Exercise requirements:
Lift every line from the entries that includes the word "nessuno".

· · · · ·

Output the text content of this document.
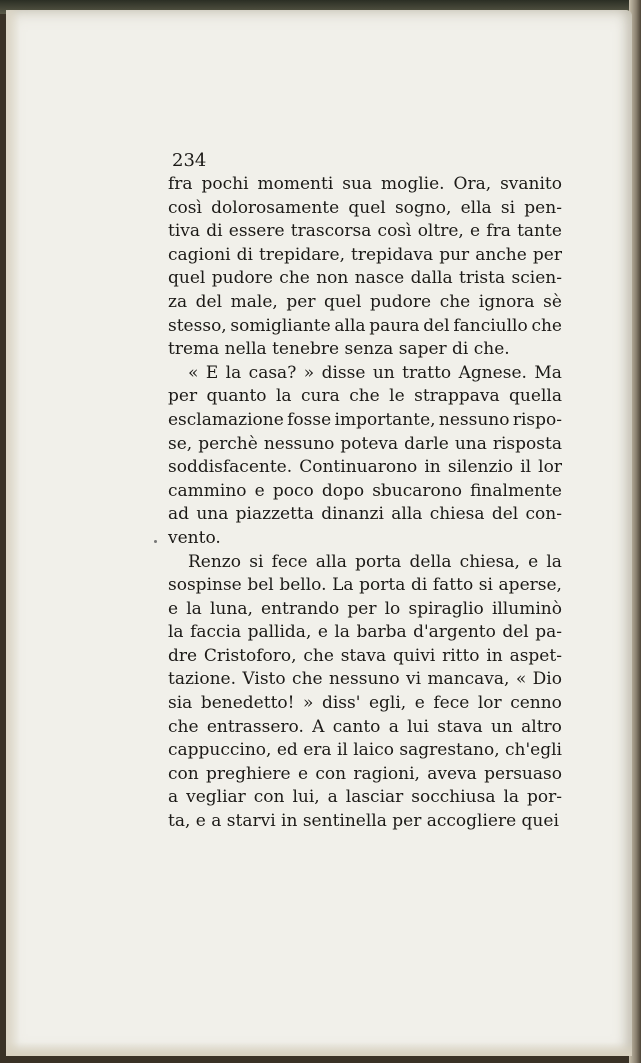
234
fra pochi momenti sua moglie. Ora, svanito
così dolorosamente quel sogno, ella si pen-
tiva di essere trascorsa così oltre, e fra tante
cagioni di trepidare, trepidava pur anche per
quel pudore che non nasce dalla trista scien-
za del male, per quel pudore che ignora sè
stesso, somigliante alla paura del fanciullo che
trema nella tenebre senza saper di che.
« E la casa? » disse un tratto Agnese. Ma
per quanto la cura che le strappava quella
esclamazione fosse importante, nessuno rispo-
se, perchè nessuno poteva darle una risposta
soddisfacente. Continuarono in silenzio il lor
cammino e poco dopo sbucarono finalmente
ad una piazzetta dinanzi alla chiesa del con-
vento.
Renzo si fece alla porta della chiesa, e la
sospinse bel bello. La porta di fatto si aperse,
e la luna, entrando per lo spiraglio illuminò
la faccia pallida, e la barba d'argento del pa-
dre Cristoforo, che stava quivi ritto in aspet-
tazione. Visto che nessuno vi mancava, « Dio
sia benedetto! » diss' egli, e fece lor cenno
che entrassero. A canto a lui stava un altro
cappuccino, ed era il laico sagrestano, ch'egli
con preghiere e con ragioni, aveva persuaso
a vegliar con lui, a lasciar socchiusa la por-
ta, e a starvi in sentinella per accogliere quei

· · · · ·

Result:
esclamazione fosse importante, nessuno rispo-
se, perchè nessuno poteva darle una risposta
tazione. Visto che nessuno vi mancava, « Dio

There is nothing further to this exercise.